- [Task directions] Pictures do not belong in the copy. Return all of the entries exactly.

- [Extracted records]
--- Start ---
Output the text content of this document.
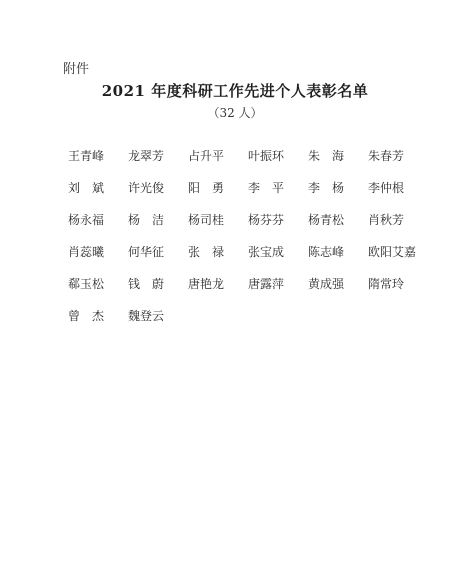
附件
2021 年度科研工作先进个人表彰名单
（32 人）
王青峰	龙翠芳	占升平	叶振环	朱　海	朱春芳
刘　斌	许光俊	阳　勇	李　平	李　杨	李仲根
杨永福	杨　洁	杨司桂	杨芬芬	杨青松	肖秋芳
肖蕊曦	何华征	张　禄	张宝成	陈志峰	欧阳艾嘉
郗玉松	钱　蔚	唐艳龙	唐露萍	黄成强	隋常玲
曾　杰	魏登云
--- End ---
- [The output]
Output the text content of this document.
附件
2021 年度科研工作先进个人表彰名单
（32 人）
王青峰	龙翠芳	占升平	叶振环	朱　海	朱春芳
刘　斌	许光俊	阳　勇	李　平	李　杨	李仲根
杨永福	杨　洁	杨司桂	杨芬芬	杨青松	肖秋芳
肖蕊曦	何华征	张　禄	张宝成	陈志峰	欧阳艾嘉
郗玉松	钱　蔚	唐艳龙	唐露萍	黄成强	隋常玲
曾　杰	魏登云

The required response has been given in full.